** start of Input material **

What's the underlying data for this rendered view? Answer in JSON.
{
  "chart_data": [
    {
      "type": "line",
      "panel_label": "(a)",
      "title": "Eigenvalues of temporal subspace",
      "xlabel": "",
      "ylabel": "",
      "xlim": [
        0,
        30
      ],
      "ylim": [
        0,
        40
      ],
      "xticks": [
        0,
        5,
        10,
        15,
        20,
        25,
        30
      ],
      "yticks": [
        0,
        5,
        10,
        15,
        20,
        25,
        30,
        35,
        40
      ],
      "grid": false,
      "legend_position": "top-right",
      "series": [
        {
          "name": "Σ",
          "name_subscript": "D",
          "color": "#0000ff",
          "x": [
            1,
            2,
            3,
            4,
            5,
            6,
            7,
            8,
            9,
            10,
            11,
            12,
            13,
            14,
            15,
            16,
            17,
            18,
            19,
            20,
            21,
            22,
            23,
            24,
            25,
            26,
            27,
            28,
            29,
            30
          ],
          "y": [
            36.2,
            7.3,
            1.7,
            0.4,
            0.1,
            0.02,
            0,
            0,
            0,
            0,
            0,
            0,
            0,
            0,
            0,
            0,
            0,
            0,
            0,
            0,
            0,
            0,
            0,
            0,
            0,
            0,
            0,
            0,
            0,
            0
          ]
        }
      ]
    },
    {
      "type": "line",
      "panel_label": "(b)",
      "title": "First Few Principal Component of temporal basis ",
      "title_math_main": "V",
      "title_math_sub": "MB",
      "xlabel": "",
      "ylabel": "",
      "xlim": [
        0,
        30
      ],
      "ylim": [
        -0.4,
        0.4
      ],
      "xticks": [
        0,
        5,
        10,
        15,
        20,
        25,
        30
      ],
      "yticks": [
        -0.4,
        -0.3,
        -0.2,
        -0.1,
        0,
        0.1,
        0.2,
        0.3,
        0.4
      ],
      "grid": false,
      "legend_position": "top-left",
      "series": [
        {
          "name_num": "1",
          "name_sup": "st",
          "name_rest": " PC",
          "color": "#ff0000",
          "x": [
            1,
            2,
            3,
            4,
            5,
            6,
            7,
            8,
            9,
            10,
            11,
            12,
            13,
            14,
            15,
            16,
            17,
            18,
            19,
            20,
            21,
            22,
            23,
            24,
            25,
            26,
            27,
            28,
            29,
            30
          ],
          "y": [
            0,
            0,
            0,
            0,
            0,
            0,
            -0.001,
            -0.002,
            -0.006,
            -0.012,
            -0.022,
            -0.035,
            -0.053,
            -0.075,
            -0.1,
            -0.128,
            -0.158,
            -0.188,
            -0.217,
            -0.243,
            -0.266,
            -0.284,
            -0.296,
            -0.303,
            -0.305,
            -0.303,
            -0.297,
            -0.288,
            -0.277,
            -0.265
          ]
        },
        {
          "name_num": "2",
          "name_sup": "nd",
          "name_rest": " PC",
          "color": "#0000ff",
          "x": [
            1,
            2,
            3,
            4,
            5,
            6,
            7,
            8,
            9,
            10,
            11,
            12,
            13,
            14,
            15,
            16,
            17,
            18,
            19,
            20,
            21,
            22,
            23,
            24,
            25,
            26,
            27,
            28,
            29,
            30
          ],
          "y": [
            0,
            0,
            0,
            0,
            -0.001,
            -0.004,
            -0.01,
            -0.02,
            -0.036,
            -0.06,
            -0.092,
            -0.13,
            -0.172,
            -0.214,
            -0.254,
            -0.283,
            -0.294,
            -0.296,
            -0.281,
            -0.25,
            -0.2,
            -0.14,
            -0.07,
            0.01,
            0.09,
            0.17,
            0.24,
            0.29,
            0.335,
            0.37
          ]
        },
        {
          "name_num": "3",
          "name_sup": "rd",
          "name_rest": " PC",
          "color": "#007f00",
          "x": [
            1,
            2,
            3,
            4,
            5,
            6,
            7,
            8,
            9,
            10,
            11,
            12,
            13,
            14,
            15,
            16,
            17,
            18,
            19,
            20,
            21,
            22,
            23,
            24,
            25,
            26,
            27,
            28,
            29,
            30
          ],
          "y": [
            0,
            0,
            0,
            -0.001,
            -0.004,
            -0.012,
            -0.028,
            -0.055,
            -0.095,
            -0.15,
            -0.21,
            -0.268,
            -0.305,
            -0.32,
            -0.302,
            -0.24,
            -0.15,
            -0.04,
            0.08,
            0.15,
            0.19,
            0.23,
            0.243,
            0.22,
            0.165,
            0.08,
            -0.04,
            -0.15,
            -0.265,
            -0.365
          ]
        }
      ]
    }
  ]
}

** end of Input material **

Above are some records. Print them all exactly.

What's the underlying data for this rendered view? Answer in JSON.
{
  "chart_data": [
    {
      "type": "line",
      "panel_label": "(a)",
      "title": "Eigenvalues of temporal subspace",
      "xlabel": "",
      "ylabel": "",
      "xlim": [
        0,
        30
      ],
      "ylim": [
        0,
        40
      ],
      "xticks": [
        0,
        5,
        10,
        15,
        20,
        25,
        30
      ],
      "yticks": [
        0,
        5,
        10,
        15,
        20,
        25,
        30,
        35,
        40
      ],
      "grid": false,
      "legend_position": "top-right",
      "series": [
        {
          "name": "Σ",
          "name_subscript": "D",
          "color": "#0000ff",
          "x": [
            1,
            2,
            3,
            4,
            5,
            6,
            7,
            8,
            9,
            10,
            11,
            12,
            13,
            14,
            15,
            16,
            17,
            18,
            19,
            20,
            21,
            22,
            23,
            24,
            25,
            26,
            27,
            28,
            29,
            30
          ],
          "y": [
            36.2,
            7.3,
            1.7,
            0.4,
            0.1,
            0.02,
            0,
            0,
            0,
            0,
            0,
            0,
            0,
            0,
            0,
            0,
            0,
            0,
            0,
            0,
            0,
            0,
            0,
            0,
            0,
            0,
            0,
            0,
            0,
            0
          ]
        }
      ]
    },
    {
      "type": "line",
      "panel_label": "(b)",
      "title": "First Few Principal Component of temporal basis ",
      "title_math_main": "V",
      "title_math_sub": "MB",
      "xlabel": "",
      "ylabel": "",
      "xlim": [
        0,
        30
      ],
      "ylim": [
        -0.4,
        0.4
      ],
      "xticks": [
        0,
        5,
        10,
        15,
        20,
        25,
        30
      ],
      "yticks": [
        -0.4,
        -0.3,
        -0.2,
        -0.1,
        0,
        0.1,
        0.2,
        0.3,
        0.4
      ],
      "grid": false,
      "legend_position": "top-left",
      "series": [
        {
          "name_num": "1",
          "name_sup": "st",
          "name_rest": " PC",
          "color": "#ff0000",
          "x": [
            1,
            2,
            3,
            4,
            5,
            6,
            7,
            8,
            9,
            10,
            11,
            12,
            13,
            14,
            15,
            16,
            17,
            18,
            19,
            20,
            21,
            22,
            23,
            24,
            25,
            26,
            27,
            28,
            29,
            30
          ],
          "y": [
            0,
            0,
            0,
            0,
            0,
            0,
            -0.001,
            -0.002,
            -0.006,
            -0.012,
            -0.022,
            -0.035,
            -0.053,
            -0.075,
            -0.1,
            -0.128,
            -0.158,
            -0.188,
            -0.217,
            -0.243,
            -0.266,
            -0.284,
            -0.296,
            -0.303,
            -0.305,
            -0.303,
            -0.297,
            -0.288,
            -0.277,
            -0.265
          ]
        },
        {
          "name_num": "2",
          "name_sup": "nd",
          "name_rest": " PC",
          "color": "#0000ff",
          "x": [
            1,
            2,
            3,
            4,
            5,
            6,
            7,
            8,
            9,
            10,
            11,
            12,
            13,
            14,
            15,
            16,
            17,
            18,
            19,
            20,
            21,
            22,
            23,
            24,
            25,
            26,
            27,
            28,
            29,
            30
          ],
          "y": [
            0,
            0,
            0,
            0,
            -0.001,
            -0.004,
            -0.01,
            -0.02,
            -0.036,
            -0.06,
            -0.092,
            -0.13,
            -0.172,
            -0.214,
            -0.254,
            -0.283,
            -0.294,
            -0.296,
            -0.281,
            -0.25,
            -0.2,
            -0.14,
            -0.07,
            0.01,
            0.09,
            0.17,
            0.24,
            0.29,
            0.335,
            0.37
          ]
        },
        {
          "name_num": "3",
          "name_sup": "rd",
          "name_rest": " PC",
          "color": "#007f00",
          "x": [
            1,
            2,
            3,
            4,
            5,
            6,
            7,
            8,
            9,
            10,
            11,
            12,
            13,
            14,
            15,
            16,
            17,
            18,
            19,
            20,
            21,
            22,
            23,
            24,
            25,
            26,
            27,
            28,
            29,
            30
          ],
          "y": [
            0,
            0,
            0,
            -0.001,
            -0.004,
            -0.012,
            -0.028,
            -0.055,
            -0.095,
            -0.15,
            -0.21,
            -0.268,
            -0.305,
            -0.32,
            -0.302,
            -0.24,
            -0.15,
            -0.04,
            0.08,
            0.15,
            0.19,
            0.23,
            0.243,
            0.22,
            0.165,
            0.08,
            -0.04,
            -0.15,
            -0.265,
            -0.365
          ]
        }
      ]
    }
  ]
}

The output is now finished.